[Written task] Search the material and gather each line with "København" in it.

[Exercise material]
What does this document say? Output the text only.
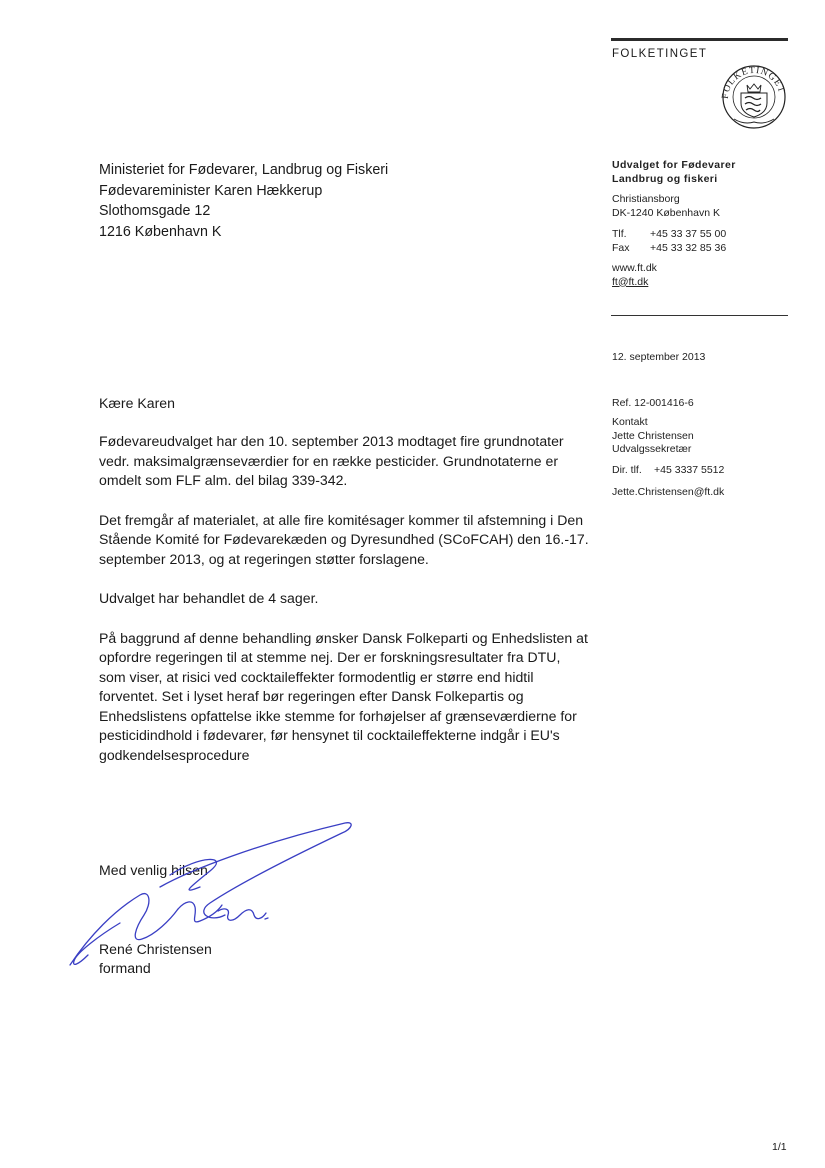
FOLKETINGET
FOLKETINGET
Ministeriet for Fødevarer, Landbrug og Fiskeri
Fødevareminister Karen Hækkerup
Slothomsgade 12
1216 København K
Udvalget for Fødevarer
Landbrug og fiskeri
Christiansborg
DK-1240 København K
Tlf. +45 33 37 55 00
Fax +45 33 32 85 36
www.ft.dk
ft@ft.dk
12. september 2013
Ref. 12-001416-6
Kontakt
Jette Christensen
Udvalgssekretær
Dir. tlf. +45 3337 5512
Jette.Christensen@ft.dk
Kære Karen

Fødevareudvalget har den 10. september 2013 modtaget fire grundnotater vedr. maksimalgrænseværdier for en række pesticider. Grundnotaterne er omdelt som FLF alm. del bilag 339-342.

Det fremgår af materialet, at alle fire komitésager kommer til afstemning i Den Stående Komité for Fødevarekæden og Dyresundhed (SCoFCAH) den 16.-17. september 2013, og at regeringen støtter forslagene.

Udvalget har behandlet de 4 sager.

På baggrund af denne behandling ønsker Dansk Folkeparti og Enhedslisten at opfordre regeringen til at stemme nej. Der er forskningsresultater fra DTU, som viser, at risici ved cocktaileffekter formodentlig er større end hidtil forventet. Set i lyset heraf bør regeringen efter Dansk Folkepartis og Enhedslistens opfattelse ikke stemme for forhøjelser af grænseværdierne for pesticidindhold i fødevarer, før hensynet til cocktaileffekterne indgår i EU's godkendelsesprocedure

Med venlig hilsen
René Christensen
formand
1/1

[Solution]
1216 København K
DK-1240 København K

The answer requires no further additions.